>> BEGIN Data listing

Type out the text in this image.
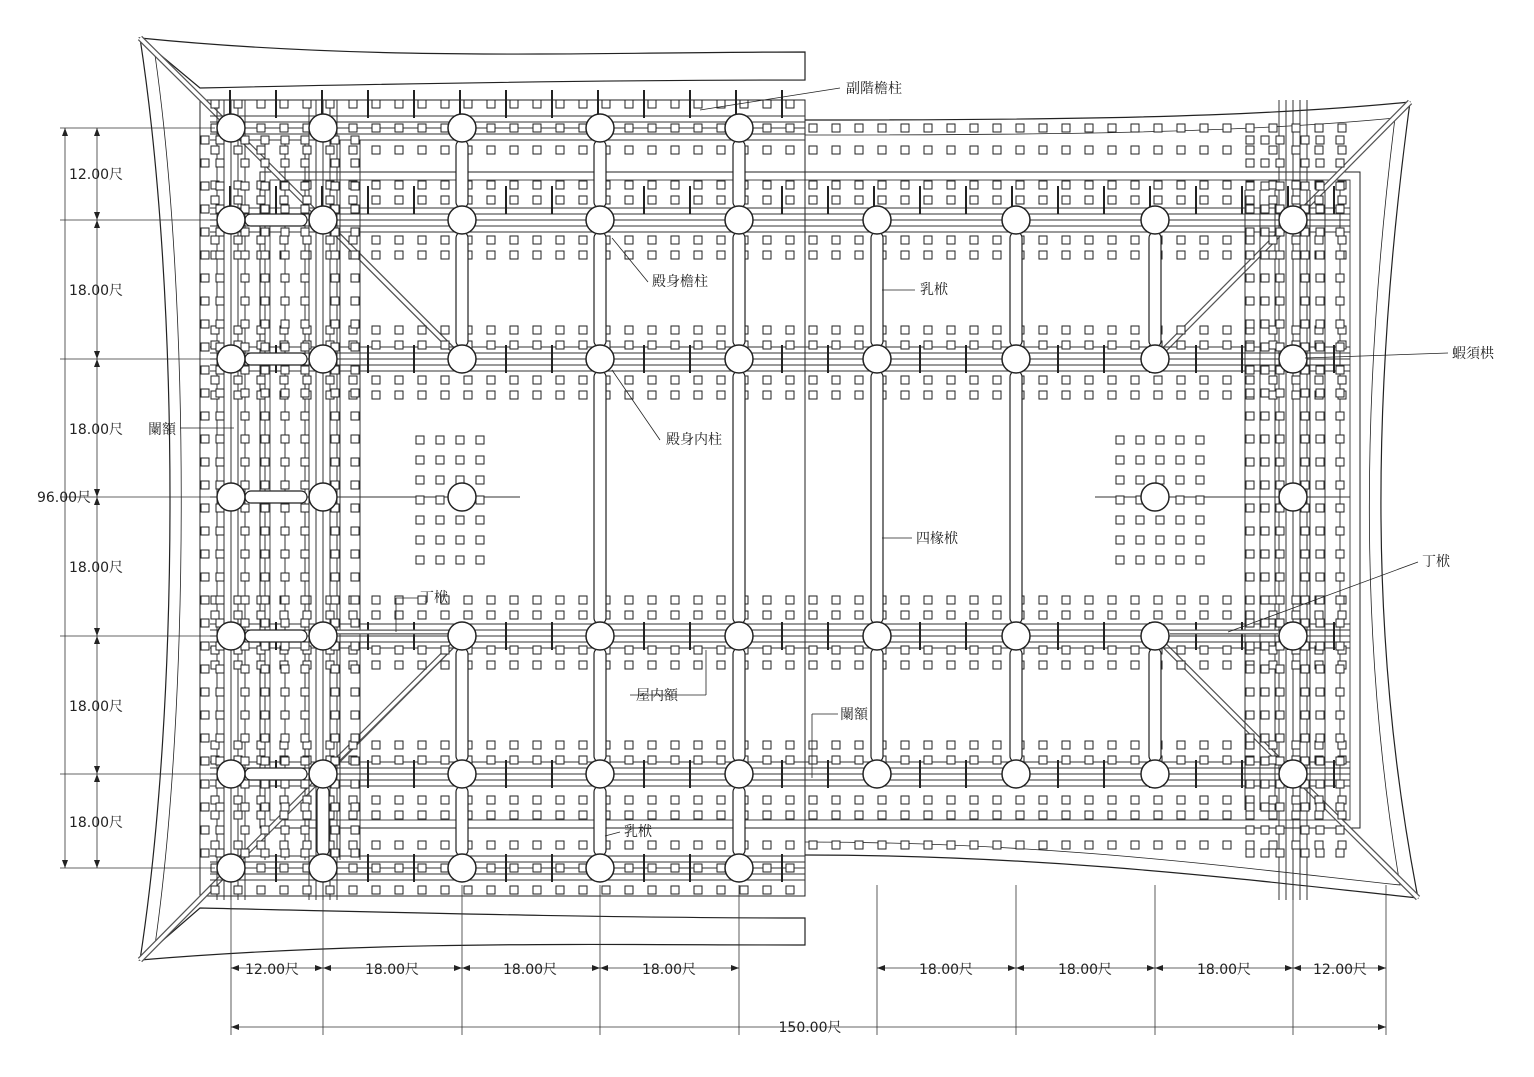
12.00尺	18.00尺	18.00尺	18.00尺	18.00尺	18.00尺	18.00尺	12.00尺
150.00尺
12.00尺
18.00尺
18.00尺
18.00尺
18.00尺
18.00尺
96.00尺
副階檐柱
殿身檐柱	乳栿
蝦須栱
闌額
殿身内柱
四椽栿
丁栿
丁栿
屋内額
闌額
乳栿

>> END Data listing

__Task brief__.
Omit each picture, then return all of the listing exactly as it stands.

__Solved exercise__.
Type out the text in this image.
12.00尺	18.00尺	18.00尺	18.00尺	18.00尺	18.00尺	18.00尺	12.00尺
150.00尺
12.00尺
18.00尺
18.00尺
18.00尺
18.00尺
18.00尺
96.00尺
副階檐柱
殿身檐柱	乳栿
蝦須栱
闌額
殿身内柱
四椽栿
丁栿
丁栿
屋内額
闌額
乳栿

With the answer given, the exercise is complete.